> [TASK BRIEF]
The records are to be restated in their entirety, word for word.

[A run of records]

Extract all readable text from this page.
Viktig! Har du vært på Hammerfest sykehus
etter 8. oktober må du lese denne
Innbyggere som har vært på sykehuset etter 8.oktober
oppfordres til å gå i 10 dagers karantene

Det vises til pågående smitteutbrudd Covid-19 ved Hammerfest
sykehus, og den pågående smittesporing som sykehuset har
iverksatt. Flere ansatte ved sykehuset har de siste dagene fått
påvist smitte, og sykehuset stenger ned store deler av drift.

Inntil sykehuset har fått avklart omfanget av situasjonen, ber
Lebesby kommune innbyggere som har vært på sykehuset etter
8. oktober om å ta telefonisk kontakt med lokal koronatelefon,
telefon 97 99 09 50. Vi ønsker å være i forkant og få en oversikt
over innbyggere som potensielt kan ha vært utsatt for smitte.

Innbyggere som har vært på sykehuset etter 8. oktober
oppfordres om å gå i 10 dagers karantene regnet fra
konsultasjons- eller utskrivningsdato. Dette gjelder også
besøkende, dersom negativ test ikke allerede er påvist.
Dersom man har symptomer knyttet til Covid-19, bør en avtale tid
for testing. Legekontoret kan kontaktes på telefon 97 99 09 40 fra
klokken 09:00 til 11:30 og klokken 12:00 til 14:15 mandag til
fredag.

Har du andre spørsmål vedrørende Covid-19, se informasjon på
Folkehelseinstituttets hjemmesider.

> [TASK OUTPUT]
Extract all readable text from this page.
Viktig! Har du vært på Hammerfest sykehus
etter 8. oktober må du lese denne
Innbyggere som har vært på sykehuset etter 8.oktober
oppfordres til å gå i 10 dagers karantene

Det vises til pågående smitteutbrudd Covid-19 ved Hammerfest
sykehus, og den pågående smittesporing som sykehuset har
iverksatt. Flere ansatte ved sykehuset har de siste dagene fått
påvist smitte, og sykehuset stenger ned store deler av drift.

Inntil sykehuset har fått avklart omfanget av situasjonen, ber
Lebesby kommune innbyggere som har vært på sykehuset etter
8. oktober om å ta telefonisk kontakt med lokal koronatelefon,
telefon 97 99 09 50. Vi ønsker å være i forkant og få en oversikt
over innbyggere som potensielt kan ha vært utsatt for smitte.

Innbyggere som har vært på sykehuset etter 8. oktober
oppfordres om å gå i 10 dagers karantene regnet fra
konsultasjons- eller utskrivningsdato. Dette gjelder også
besøkende, dersom negativ test ikke allerede er påvist.
Dersom man har symptomer knyttet til Covid-19, bør en avtale tid
for testing. Legekontoret kan kontaktes på telefon 97 99 09 40 fra
klokken 09:00 til 11:30 og klokken 12:00 til 14:15 mandag til
fredag.

Har du andre spørsmål vedrørende Covid-19, se informasjon på
Folkehelseinstituttets hjemmesider.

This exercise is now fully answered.